Some records:
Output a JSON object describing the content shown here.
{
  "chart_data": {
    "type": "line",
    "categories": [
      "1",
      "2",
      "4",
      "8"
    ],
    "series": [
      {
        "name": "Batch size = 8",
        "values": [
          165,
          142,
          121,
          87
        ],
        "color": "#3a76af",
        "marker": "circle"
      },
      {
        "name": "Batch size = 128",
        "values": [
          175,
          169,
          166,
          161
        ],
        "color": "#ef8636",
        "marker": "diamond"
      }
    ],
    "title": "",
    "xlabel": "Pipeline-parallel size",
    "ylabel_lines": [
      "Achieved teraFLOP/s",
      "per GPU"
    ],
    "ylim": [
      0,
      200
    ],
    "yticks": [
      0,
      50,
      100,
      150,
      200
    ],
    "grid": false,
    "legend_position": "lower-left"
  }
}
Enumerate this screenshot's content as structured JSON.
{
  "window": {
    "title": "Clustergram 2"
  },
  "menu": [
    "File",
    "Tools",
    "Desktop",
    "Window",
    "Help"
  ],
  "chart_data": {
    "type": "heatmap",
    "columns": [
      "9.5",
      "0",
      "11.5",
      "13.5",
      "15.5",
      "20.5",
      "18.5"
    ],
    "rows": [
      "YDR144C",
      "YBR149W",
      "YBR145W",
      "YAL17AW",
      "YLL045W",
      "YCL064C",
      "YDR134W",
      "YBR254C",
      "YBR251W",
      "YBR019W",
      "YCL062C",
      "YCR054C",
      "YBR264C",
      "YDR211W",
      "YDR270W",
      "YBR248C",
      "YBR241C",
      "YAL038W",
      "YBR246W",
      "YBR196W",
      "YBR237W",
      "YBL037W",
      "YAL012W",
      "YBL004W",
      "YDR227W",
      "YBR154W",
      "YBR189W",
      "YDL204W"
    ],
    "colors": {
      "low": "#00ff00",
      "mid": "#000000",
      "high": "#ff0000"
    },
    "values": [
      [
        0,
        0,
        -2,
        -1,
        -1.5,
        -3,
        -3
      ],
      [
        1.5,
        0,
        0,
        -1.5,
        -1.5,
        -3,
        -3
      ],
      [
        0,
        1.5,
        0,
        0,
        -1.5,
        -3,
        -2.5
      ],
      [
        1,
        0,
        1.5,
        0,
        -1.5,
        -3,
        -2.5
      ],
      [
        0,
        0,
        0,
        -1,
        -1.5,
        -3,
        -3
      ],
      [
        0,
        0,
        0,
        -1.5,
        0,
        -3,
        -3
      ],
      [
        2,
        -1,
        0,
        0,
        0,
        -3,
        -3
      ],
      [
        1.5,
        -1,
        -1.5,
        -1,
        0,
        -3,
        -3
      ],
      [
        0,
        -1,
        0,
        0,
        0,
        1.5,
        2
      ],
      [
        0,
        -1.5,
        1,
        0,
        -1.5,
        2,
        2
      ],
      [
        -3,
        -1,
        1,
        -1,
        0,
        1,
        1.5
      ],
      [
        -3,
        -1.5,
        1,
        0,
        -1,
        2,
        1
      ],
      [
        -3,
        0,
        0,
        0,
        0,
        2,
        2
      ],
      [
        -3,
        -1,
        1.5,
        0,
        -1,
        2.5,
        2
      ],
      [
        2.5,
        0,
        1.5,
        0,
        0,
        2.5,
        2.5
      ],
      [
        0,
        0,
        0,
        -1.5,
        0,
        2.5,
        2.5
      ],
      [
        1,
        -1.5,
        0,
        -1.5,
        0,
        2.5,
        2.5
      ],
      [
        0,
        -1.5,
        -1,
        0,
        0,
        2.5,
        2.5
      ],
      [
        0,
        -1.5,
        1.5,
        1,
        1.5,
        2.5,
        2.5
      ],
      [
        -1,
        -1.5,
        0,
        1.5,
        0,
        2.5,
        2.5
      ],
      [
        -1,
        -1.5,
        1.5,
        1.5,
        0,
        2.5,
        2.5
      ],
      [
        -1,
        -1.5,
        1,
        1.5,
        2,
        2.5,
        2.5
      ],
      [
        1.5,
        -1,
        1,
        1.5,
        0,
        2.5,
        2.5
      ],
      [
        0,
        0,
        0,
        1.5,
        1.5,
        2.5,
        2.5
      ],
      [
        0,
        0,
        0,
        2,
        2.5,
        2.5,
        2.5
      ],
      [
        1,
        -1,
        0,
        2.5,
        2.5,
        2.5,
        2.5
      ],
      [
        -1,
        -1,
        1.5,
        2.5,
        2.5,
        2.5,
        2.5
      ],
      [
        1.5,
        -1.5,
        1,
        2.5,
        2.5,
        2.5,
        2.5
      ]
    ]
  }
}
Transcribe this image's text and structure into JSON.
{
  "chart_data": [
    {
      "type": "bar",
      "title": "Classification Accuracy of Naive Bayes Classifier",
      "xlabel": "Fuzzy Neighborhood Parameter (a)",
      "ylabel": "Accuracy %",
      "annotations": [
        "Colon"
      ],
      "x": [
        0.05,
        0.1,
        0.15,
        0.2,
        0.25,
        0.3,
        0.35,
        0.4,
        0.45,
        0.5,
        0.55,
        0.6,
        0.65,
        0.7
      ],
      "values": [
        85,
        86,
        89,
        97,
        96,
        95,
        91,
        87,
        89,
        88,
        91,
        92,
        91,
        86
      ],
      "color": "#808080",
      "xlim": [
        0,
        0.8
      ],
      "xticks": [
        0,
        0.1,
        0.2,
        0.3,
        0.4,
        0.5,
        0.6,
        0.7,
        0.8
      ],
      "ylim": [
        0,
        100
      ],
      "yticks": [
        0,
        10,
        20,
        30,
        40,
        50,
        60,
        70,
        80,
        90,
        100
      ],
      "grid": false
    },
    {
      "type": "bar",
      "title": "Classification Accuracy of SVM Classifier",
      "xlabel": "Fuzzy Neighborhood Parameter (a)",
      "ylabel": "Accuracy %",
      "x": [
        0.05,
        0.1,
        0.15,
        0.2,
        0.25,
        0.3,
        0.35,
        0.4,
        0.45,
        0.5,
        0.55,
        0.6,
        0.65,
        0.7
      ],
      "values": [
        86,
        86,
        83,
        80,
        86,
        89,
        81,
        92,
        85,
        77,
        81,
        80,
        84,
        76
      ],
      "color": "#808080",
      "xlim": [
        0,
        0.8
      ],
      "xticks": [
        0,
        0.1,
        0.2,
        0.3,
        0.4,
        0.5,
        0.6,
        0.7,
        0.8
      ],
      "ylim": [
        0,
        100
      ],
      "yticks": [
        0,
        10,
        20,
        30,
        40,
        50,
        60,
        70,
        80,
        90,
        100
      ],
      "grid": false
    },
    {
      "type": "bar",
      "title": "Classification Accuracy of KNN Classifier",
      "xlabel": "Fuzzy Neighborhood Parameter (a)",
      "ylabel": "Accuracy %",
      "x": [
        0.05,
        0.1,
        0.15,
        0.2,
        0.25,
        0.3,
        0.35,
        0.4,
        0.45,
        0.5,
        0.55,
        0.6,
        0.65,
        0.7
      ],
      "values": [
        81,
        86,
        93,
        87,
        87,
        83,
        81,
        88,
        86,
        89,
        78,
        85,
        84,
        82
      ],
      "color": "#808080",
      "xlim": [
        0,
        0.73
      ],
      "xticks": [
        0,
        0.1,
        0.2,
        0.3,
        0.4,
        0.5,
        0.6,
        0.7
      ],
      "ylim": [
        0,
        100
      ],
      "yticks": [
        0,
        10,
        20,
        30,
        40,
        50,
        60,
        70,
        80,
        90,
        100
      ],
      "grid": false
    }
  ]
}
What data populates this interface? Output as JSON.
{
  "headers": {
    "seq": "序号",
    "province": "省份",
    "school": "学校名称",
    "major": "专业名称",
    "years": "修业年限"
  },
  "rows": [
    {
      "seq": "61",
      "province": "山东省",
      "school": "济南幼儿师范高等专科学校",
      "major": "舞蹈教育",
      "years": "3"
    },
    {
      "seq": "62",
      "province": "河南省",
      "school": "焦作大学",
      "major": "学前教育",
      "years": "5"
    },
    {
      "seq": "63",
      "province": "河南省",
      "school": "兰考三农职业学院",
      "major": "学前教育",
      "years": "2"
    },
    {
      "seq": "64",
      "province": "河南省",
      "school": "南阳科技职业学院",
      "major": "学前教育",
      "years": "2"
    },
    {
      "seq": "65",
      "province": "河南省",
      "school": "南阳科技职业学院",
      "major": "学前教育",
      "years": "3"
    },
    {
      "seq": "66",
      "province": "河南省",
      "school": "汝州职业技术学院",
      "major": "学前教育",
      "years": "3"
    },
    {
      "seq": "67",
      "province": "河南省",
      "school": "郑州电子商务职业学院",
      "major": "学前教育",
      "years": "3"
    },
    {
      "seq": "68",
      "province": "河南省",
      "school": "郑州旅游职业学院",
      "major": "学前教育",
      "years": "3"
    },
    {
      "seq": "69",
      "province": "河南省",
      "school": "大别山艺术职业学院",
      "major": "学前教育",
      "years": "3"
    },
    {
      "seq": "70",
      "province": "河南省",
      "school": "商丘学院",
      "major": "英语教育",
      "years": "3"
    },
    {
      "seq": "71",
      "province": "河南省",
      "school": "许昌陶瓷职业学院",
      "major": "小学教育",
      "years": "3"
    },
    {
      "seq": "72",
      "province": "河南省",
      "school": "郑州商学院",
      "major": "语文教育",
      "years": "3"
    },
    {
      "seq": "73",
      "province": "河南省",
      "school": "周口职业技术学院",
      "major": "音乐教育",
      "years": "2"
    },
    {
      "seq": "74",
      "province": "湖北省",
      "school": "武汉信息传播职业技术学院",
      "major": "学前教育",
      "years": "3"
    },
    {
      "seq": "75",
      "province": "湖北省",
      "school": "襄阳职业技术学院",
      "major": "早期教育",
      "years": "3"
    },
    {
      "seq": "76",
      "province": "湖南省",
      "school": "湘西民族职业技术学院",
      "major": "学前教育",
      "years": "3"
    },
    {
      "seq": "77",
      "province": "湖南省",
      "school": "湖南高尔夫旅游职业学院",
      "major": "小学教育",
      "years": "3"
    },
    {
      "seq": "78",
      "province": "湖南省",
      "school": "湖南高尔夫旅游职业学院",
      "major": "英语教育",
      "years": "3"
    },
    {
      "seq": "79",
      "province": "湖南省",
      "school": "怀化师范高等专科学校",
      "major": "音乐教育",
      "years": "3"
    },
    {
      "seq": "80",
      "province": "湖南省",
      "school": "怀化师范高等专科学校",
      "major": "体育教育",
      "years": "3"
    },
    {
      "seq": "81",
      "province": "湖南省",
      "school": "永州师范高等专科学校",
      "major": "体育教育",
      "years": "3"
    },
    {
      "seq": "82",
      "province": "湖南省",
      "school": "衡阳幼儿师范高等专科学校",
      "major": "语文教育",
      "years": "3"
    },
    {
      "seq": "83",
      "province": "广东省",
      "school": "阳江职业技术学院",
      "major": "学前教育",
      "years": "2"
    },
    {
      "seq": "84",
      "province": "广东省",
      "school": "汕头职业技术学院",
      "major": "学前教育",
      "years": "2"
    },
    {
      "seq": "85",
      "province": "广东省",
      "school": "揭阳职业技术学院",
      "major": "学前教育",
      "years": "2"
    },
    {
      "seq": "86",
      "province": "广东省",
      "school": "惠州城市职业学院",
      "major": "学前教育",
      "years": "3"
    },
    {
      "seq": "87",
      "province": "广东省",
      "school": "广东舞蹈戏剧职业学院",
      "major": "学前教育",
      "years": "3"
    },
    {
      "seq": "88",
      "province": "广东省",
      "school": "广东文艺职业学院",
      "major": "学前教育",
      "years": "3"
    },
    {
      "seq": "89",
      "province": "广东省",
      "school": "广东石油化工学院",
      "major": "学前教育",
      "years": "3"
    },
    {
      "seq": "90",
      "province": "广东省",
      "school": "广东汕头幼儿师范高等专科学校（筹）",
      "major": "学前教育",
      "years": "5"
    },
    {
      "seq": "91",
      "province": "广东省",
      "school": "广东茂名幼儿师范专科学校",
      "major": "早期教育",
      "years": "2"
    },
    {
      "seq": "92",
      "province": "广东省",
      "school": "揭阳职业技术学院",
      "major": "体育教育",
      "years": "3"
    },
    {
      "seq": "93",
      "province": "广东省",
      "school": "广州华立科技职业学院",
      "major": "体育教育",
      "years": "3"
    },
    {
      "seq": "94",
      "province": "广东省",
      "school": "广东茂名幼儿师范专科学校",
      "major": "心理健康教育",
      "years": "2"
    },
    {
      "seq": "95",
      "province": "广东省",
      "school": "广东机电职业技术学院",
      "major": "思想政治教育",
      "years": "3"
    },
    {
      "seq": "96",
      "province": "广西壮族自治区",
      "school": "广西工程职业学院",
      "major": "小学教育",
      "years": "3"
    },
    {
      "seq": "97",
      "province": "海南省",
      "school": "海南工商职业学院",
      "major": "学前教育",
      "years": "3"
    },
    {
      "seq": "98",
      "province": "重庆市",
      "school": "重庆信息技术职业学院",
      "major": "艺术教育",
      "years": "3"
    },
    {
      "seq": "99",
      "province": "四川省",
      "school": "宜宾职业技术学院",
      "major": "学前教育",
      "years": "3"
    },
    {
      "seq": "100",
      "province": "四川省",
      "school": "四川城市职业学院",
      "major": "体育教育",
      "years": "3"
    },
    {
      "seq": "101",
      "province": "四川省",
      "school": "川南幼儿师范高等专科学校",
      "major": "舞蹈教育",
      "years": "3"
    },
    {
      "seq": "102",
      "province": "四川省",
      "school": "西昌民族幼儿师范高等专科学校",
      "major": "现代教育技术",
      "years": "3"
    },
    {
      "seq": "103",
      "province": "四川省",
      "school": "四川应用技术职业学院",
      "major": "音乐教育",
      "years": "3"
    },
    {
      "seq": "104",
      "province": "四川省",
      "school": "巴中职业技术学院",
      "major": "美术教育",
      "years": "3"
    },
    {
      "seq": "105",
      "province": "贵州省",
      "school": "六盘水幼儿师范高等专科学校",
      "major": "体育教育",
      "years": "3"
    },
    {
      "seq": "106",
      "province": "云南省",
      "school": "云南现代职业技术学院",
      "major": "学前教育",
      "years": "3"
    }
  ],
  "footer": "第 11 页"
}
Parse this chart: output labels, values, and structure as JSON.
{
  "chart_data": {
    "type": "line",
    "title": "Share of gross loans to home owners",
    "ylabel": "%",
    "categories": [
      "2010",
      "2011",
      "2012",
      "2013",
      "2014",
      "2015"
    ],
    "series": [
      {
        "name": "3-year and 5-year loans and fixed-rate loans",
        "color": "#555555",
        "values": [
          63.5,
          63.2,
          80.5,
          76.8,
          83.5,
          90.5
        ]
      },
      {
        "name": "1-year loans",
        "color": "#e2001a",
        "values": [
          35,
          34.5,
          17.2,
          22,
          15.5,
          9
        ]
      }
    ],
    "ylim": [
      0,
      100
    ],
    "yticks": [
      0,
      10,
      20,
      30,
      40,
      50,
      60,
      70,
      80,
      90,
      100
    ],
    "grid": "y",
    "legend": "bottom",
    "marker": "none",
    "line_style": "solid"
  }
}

REQUIREMENTS: Select all lines in the listing that include the word "title".

FINISHED EXERCISE:
    "title": "",
    "title": "Clustergram 2"
      "title": "Classification Accuracy of Naive Bayes Classifier",
      "title": "Classification Accuracy of SVM Classifier",
      "title": "Classification Accuracy of KNN Classifier",
    "title": "Share of gross loans to home owners",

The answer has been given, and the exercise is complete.